**** SUPPLIED INFORMATION

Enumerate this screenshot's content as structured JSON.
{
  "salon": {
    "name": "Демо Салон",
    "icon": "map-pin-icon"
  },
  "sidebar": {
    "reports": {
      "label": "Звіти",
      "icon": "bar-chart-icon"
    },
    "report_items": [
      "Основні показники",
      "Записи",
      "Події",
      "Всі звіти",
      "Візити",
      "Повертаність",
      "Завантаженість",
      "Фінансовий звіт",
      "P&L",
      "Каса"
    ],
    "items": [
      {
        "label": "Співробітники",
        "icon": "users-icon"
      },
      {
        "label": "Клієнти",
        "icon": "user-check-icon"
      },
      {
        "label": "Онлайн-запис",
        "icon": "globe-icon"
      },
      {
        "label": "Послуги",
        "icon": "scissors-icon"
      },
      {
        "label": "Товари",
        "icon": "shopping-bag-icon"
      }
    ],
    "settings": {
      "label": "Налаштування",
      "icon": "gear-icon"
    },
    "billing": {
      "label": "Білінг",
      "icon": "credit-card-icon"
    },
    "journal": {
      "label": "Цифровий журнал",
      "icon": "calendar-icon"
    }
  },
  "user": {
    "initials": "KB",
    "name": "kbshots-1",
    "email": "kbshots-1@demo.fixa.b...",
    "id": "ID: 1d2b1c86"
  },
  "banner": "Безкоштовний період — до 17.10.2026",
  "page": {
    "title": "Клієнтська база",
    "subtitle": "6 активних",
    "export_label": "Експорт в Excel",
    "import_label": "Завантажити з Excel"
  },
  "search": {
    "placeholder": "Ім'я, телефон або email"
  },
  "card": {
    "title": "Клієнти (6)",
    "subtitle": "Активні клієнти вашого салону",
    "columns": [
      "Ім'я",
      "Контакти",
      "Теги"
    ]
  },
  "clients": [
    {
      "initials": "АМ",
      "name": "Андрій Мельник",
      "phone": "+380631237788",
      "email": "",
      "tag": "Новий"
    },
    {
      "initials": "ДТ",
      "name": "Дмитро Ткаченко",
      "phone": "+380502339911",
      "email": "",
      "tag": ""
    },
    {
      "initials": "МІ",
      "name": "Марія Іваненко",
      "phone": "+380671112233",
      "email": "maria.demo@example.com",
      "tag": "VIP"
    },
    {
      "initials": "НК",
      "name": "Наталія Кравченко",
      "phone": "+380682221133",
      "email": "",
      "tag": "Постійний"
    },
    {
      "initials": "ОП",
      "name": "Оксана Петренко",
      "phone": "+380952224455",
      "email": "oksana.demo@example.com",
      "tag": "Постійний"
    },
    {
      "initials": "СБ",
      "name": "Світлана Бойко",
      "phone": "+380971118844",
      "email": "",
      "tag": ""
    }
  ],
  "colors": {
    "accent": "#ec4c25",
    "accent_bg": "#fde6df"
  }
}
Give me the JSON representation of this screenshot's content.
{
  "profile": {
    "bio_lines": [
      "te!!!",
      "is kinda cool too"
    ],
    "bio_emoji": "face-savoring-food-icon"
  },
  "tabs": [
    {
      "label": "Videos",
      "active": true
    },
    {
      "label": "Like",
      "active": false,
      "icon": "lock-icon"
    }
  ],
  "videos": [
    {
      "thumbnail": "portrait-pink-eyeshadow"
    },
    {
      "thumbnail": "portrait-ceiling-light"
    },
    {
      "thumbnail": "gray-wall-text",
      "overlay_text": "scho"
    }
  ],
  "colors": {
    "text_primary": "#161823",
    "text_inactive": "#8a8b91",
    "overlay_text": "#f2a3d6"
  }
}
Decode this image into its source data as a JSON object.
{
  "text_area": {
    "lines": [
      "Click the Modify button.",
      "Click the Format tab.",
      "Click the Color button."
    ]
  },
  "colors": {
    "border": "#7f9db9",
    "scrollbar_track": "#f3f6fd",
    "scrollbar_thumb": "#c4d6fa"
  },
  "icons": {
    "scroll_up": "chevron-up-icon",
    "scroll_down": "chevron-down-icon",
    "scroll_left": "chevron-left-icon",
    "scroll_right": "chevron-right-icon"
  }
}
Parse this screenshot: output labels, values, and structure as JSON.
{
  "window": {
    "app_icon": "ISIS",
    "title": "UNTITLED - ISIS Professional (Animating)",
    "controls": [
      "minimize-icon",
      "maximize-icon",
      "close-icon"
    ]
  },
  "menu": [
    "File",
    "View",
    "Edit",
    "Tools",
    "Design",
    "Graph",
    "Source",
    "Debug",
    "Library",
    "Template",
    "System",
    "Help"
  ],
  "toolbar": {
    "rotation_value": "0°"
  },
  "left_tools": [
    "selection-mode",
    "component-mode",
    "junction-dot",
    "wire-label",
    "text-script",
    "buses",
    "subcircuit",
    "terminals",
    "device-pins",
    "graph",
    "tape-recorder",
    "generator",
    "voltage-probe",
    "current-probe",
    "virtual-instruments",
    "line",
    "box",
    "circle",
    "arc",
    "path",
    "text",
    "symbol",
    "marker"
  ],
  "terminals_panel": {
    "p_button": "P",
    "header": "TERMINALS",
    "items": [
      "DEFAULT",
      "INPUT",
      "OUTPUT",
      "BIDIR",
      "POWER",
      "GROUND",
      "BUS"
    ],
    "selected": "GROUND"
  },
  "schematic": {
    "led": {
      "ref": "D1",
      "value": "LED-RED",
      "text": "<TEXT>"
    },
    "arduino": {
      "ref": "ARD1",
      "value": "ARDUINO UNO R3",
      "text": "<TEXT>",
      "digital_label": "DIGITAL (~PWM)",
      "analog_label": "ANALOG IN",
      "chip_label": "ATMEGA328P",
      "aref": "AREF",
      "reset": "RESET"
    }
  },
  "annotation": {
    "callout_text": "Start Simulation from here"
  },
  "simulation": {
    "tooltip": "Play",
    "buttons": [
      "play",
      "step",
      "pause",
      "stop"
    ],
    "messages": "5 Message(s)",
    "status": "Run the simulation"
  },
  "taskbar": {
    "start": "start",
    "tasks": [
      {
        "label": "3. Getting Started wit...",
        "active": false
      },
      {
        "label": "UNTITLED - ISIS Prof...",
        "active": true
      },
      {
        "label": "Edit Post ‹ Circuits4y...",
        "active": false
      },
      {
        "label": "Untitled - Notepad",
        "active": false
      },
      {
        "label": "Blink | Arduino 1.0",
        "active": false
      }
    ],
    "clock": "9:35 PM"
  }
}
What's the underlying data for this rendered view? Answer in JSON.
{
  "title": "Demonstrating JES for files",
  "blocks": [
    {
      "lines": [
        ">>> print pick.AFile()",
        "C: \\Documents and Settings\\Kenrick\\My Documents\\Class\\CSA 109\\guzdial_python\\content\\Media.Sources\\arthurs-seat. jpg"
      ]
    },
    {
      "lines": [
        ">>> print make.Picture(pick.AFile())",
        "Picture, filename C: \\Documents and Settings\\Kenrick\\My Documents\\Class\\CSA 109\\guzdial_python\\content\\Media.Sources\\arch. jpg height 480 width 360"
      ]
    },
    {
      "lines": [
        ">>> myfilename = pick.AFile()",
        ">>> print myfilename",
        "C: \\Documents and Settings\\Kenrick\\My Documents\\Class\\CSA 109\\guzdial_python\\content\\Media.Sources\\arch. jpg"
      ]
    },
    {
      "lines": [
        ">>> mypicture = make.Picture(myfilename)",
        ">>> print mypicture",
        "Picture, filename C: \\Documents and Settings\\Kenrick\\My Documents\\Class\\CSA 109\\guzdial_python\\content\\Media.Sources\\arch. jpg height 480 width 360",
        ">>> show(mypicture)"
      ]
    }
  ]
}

********

REQUEST: Extract all of the data above and output it character for character.

ANSWER FOR THE TASK:
Enumerate this screenshot's content as structured JSON.
{
  "salon": {
    "name": "Демо Салон",
    "icon": "map-pin-icon"
  },
  "sidebar": {
    "reports": {
      "label": "Звіти",
      "icon": "bar-chart-icon"
    },
    "report_items": [
      "Основні показники",
      "Записи",
      "Події",
      "Всі звіти",
      "Візити",
      "Повертаність",
      "Завантаженість",
      "Фінансовий звіт",
      "P&L",
      "Каса"
    ],
    "items": [
      {
        "label": "Співробітники",
        "icon": "users-icon"
      },
      {
        "label": "Клієнти",
        "icon": "user-check-icon"
      },
      {
        "label": "Онлайн-запис",
        "icon": "globe-icon"
      },
      {
        "label": "Послуги",
        "icon": "scissors-icon"
      },
      {
        "label": "Товари",
        "icon": "shopping-bag-icon"
      }
    ],
    "settings": {
      "label": "Налаштування",
      "icon": "gear-icon"
    },
    "billing": {
      "label": "Білінг",
      "icon": "credit-card-icon"
    },
    "journal": {
      "label": "Цифровий журнал",
      "icon": "calendar-icon"
    }
  },
  "user": {
    "initials": "KB",
    "name": "kbshots-1",
    "email": "kbshots-1@demo.fixa.b...",
    "id": "ID: 1d2b1c86"
  },
  "banner": "Безкоштовний період — до 17.10.2026",
  "page": {
    "title": "Клієнтська база",
    "subtitle": "6 активних",
    "export_label": "Експорт в Excel",
    "import_label": "Завантажити з Excel"
  },
  "search": {
    "placeholder": "Ім'я, телефон або email"
  },
  "card": {
    "title": "Клієнти (6)",
    "subtitle": "Активні клієнти вашого салону",
    "columns": [
      "Ім'я",
      "Контакти",
      "Теги"
    ]
  },
  "clients": [
    {
      "initials": "АМ",
      "name": "Андрій Мельник",
      "phone": "+380631237788",
      "email": "",
      "tag": "Новий"
    },
    {
      "initials": "ДТ",
      "name": "Дмитро Ткаченко",
      "phone": "+380502339911",
      "email": "",
      "tag": ""
    },
    {
      "initials": "МІ",
      "name": "Марія Іваненко",
      "phone": "+380671112233",
      "email": "maria.demo@example.com",
      "tag": "VIP"
    },
    {
      "initials": "НК",
      "name": "Наталія Кравченко",
      "phone": "+380682221133",
      "email": "",
      "tag": "Постійний"
    },
    {
      "initials": "ОП",
      "name": "Оксана Петренко",
      "phone": "+380952224455",
      "email": "oksana.demo@example.com",
      "tag": "Постійний"
    },
    {
      "initials": "СБ",
      "name": "Світлана Бойко",
      "phone": "+380971118844",
      "email": "",
      "tag": ""
    }
  ],
  "colors": {
    "accent": "#ec4c25",
    "accent_bg": "#fde6df"
  }
}
Give me the JSON representation of this screenshot's content.
{
  "profile": {
    "bio_lines": [
      "te!!!",
      "is kinda cool too"
    ],
    "bio_emoji": "face-savoring-food-icon"
  },
  "tabs": [
    {
      "label": "Videos",
      "active": true
    },
    {
      "label": "Like",
      "active": false,
      "icon": "lock-icon"
    }
  ],
  "videos": [
    {
      "thumbnail": "portrait-pink-eyeshadow"
    },
    {
      "thumbnail": "portrait-ceiling-light"
    },
    {
      "thumbnail": "gray-wall-text",
      "overlay_text": "scho"
    }
  ],
  "colors": {
    "text_primary": "#161823",
    "text_inactive": "#8a8b91",
    "overlay_text": "#f2a3d6"
  }
}
Decode this image into its source data as a JSON object.
{
  "text_area": {
    "lines": [
      "Click the Modify button.",
      "Click the Format tab.",
      "Click the Color button."
    ]
  },
  "colors": {
    "border": "#7f9db9",
    "scrollbar_track": "#f3f6fd",
    "scrollbar_thumb": "#c4d6fa"
  },
  "icons": {
    "scroll_up": "chevron-up-icon",
    "scroll_down": "chevron-down-icon",
    "scroll_left": "chevron-left-icon",
    "scroll_right": "chevron-right-icon"
  }
}
Parse this screenshot: output labels, values, and structure as JSON.
{
  "window": {
    "app_icon": "ISIS",
    "title": "UNTITLED - ISIS Professional (Animating)",
    "controls": [
      "minimize-icon",
      "maximize-icon",
      "close-icon"
    ]
  },
  "menu": [
    "File",
    "View",
    "Edit",
    "Tools",
    "Design",
    "Graph",
    "Source",
    "Debug",
    "Library",
    "Template",
    "System",
    "Help"
  ],
  "toolbar": {
    "rotation_value": "0°"
  },
  "left_tools": [
    "selection-mode",
    "component-mode",
    "junction-dot",
    "wire-label",
    "text-script",
    "buses",
    "subcircuit",
    "terminals",
    "device-pins",
    "graph",
    "tape-recorder",
    "generator",
    "voltage-probe",
    "current-probe",
    "virtual-instruments",
    "line",
    "box",
    "circle",
    "arc",
    "path",
    "text",
    "symbol",
    "marker"
  ],
  "terminals_panel": {
    "p_button": "P",
    "header": "TERMINALS",
    "items": [
      "DEFAULT",
      "INPUT",
      "OUTPUT",
      "BIDIR",
      "POWER",
      "GROUND",
      "BUS"
    ],
    "selected": "GROUND"
  },
  "schematic": {
    "led": {
      "ref": "D1",
      "value": "LED-RED",
      "text": "<TEXT>"
    },
    "arduino": {
      "ref": "ARD1",
      "value": "ARDUINO UNO R3",
      "text": "<TEXT>",
      "digital_label": "DIGITAL (~PWM)",
      "analog_label": "ANALOG IN",
      "chip_label": "ATMEGA328P",
      "aref": "AREF",
      "reset": "RESET"
    }
  },
  "annotation": {
    "callout_text": "Start Simulation from here"
  },
  "simulation": {
    "tooltip": "Play",
    "buttons": [
      "play",
      "step",
      "pause",
      "stop"
    ],
    "messages": "5 Message(s)",
    "status": "Run the simulation"
  },
  "taskbar": {
    "start": "start",
    "tasks": [
      {
        "label": "3. Getting Started wit...",
        "active": false
      },
      {
        "label": "UNTITLED - ISIS Prof...",
        "active": true
      },
      {
        "label": "Edit Post ‹ Circuits4y...",
        "active": false
      },
      {
        "label": "Untitled - Notepad",
        "active": false
      },
      {
        "label": "Blink | Arduino 1.0",
        "active": false
      }
    ],
    "clock": "9:35 PM"
  }
}
What's the underlying data for this rendered view? Answer in JSON.
{
  "title": "Demonstrating JES for files",
  "blocks": [
    {
      "lines": [
        ">>> print pick.AFile()",
        "C: \\Documents and Settings\\Kenrick\\My Documents\\Class\\CSA 109\\guzdial_python\\content\\Media.Sources\\arthurs-seat. jpg"
      ]
    },
    {
      "lines": [
        ">>> print make.Picture(pick.AFile())",
        "Picture, filename C: \\Documents and Settings\\Kenrick\\My Documents\\Class\\CSA 109\\guzdial_python\\content\\Media.Sources\\arch. jpg height 480 width 360"
      ]
    },
    {
      "lines": [
        ">>> myfilename = pick.AFile()",
        ">>> print myfilename",
        "C: \\Documents and Settings\\Kenrick\\My Documents\\Class\\CSA 109\\guzdial_python\\content\\Media.Sources\\arch. jpg"
      ]
    },
    {
      "lines": [
        ">>> mypicture = make.Picture(myfilename)",
        ">>> print mypicture",
        "Picture, filename C: \\Documents and Settings\\Kenrick\\My Documents\\Class\\CSA 109\\guzdial_python\\content\\Media.Sources\\arch. jpg height 480 width 360",
        ">>> show(mypicture)"
      ]
    }
  ]
}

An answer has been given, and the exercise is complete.